BEGIN INPUT ROWS

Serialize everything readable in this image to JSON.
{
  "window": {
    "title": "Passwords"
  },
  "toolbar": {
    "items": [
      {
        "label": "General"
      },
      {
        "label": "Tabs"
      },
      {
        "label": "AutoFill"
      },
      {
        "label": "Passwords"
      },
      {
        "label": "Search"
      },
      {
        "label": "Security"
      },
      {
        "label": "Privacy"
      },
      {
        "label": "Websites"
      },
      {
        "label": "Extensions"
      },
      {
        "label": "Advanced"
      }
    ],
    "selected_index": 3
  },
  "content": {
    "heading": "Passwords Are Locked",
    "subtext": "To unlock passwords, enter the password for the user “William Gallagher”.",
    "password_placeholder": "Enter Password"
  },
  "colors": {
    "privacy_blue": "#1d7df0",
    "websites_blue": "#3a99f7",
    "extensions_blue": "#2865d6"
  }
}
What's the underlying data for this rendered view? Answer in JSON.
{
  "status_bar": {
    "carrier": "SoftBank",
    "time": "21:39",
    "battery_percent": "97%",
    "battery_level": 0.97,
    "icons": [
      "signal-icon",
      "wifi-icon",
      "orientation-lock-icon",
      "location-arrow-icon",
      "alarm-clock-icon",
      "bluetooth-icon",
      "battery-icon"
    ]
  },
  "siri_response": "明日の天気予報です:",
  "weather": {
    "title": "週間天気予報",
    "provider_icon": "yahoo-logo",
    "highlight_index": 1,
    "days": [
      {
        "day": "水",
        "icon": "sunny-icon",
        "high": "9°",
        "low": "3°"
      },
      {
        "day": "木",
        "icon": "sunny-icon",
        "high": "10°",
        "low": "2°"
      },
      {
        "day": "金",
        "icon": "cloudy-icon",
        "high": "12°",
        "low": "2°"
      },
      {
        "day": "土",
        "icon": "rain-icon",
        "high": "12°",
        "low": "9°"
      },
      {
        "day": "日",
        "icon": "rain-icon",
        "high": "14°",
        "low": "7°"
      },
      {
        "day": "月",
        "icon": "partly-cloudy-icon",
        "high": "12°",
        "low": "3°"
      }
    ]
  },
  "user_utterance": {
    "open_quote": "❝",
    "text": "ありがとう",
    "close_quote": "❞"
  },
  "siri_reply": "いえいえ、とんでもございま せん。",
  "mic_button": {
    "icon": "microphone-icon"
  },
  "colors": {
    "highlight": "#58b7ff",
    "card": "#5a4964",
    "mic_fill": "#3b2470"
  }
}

END INPUT ROWS

AIM: Extract the full listing above without altering anything.

THE RESULT:
Serialize everything readable in this image to JSON.
{
  "window": {
    "title": "Passwords"
  },
  "toolbar": {
    "items": [
      {
        "label": "General"
      },
      {
        "label": "Tabs"
      },
      {
        "label": "AutoFill"
      },
      {
        "label": "Passwords"
      },
      {
        "label": "Search"
      },
      {
        "label": "Security"
      },
      {
        "label": "Privacy"
      },
      {
        "label": "Websites"
      },
      {
        "label": "Extensions"
      },
      {
        "label": "Advanced"
      }
    ],
    "selected_index": 3
  },
  "content": {
    "heading": "Passwords Are Locked",
    "subtext": "To unlock passwords, enter the password for the user “William Gallagher”.",
    "password_placeholder": "Enter Password"
  },
  "colors": {
    "privacy_blue": "#1d7df0",
    "websites_blue": "#3a99f7",
    "extensions_blue": "#2865d6"
  }
}
What's the underlying data for this rendered view? Answer in JSON.
{
  "status_bar": {
    "carrier": "SoftBank",
    "time": "21:39",
    "battery_percent": "97%",
    "battery_level": 0.97,
    "icons": [
      "signal-icon",
      "wifi-icon",
      "orientation-lock-icon",
      "location-arrow-icon",
      "alarm-clock-icon",
      "bluetooth-icon",
      "battery-icon"
    ]
  },
  "siri_response": "明日の天気予報です:",
  "weather": {
    "title": "週間天気予報",
    "provider_icon": "yahoo-logo",
    "highlight_index": 1,
    "days": [
      {
        "day": "水",
        "icon": "sunny-icon",
        "high": "9°",
        "low": "3°"
      },
      {
        "day": "木",
        "icon": "sunny-icon",
        "high": "10°",
        "low": "2°"
      },
      {
        "day": "金",
        "icon": "cloudy-icon",
        "high": "12°",
        "low": "2°"
      },
      {
        "day": "土",
        "icon": "rain-icon",
        "high": "12°",
        "low": "9°"
      },
      {
        "day": "日",
        "icon": "rain-icon",
        "high": "14°",
        "low": "7°"
      },
      {
        "day": "月",
        "icon": "partly-cloudy-icon",
        "high": "12°",
        "low": "3°"
      }
    ]
  },
  "user_utterance": {
    "open_quote": "❝",
    "text": "ありがとう",
    "close_quote": "❞"
  },
  "siri_reply": "いえいえ、とんでもございま せん。",
  "mic_button": {
    "icon": "microphone-icon"
  },
  "colors": {
    "highlight": "#58b7ff",
    "card": "#5a4964",
    "mic_fill": "#3b2470"
  }
}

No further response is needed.